- PROMPT -
Every line must be returned precisely as it is written.

- DATA PROVIDED -
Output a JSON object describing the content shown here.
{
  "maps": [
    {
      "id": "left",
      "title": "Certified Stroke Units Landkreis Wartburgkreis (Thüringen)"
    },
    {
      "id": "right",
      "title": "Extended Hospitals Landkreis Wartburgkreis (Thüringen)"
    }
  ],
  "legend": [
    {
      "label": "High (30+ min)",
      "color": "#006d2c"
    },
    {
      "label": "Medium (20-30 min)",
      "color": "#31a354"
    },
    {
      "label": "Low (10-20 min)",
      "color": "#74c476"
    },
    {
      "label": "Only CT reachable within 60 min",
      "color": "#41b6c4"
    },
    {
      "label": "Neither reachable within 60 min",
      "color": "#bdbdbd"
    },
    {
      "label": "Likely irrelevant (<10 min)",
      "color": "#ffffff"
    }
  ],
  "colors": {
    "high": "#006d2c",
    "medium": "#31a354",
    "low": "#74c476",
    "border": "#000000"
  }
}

- ANSWER BELOW -
Output a JSON object describing the content shown here.
{
  "maps": [
    {
      "id": "left",
      "title": "Certified Stroke Units Landkreis Wartburgkreis (Thüringen)"
    },
    {
      "id": "right",
      "title": "Extended Hospitals Landkreis Wartburgkreis (Thüringen)"
    }
  ],
  "legend": [
    {
      "label": "High (30+ min)",
      "color": "#006d2c"
    },
    {
      "label": "Medium (20-30 min)",
      "color": "#31a354"
    },
    {
      "label": "Low (10-20 min)",
      "color": "#74c476"
    },
    {
      "label": "Only CT reachable within 60 min",
      "color": "#41b6c4"
    },
    {
      "label": "Neither reachable within 60 min",
      "color": "#bdbdbd"
    },
    {
      "label": "Likely irrelevant (<10 min)",
      "color": "#ffffff"
    }
  ],
  "colors": {
    "high": "#006d2c",
    "medium": "#31a354",
    "low": "#74c476",
    "border": "#000000"
  }
}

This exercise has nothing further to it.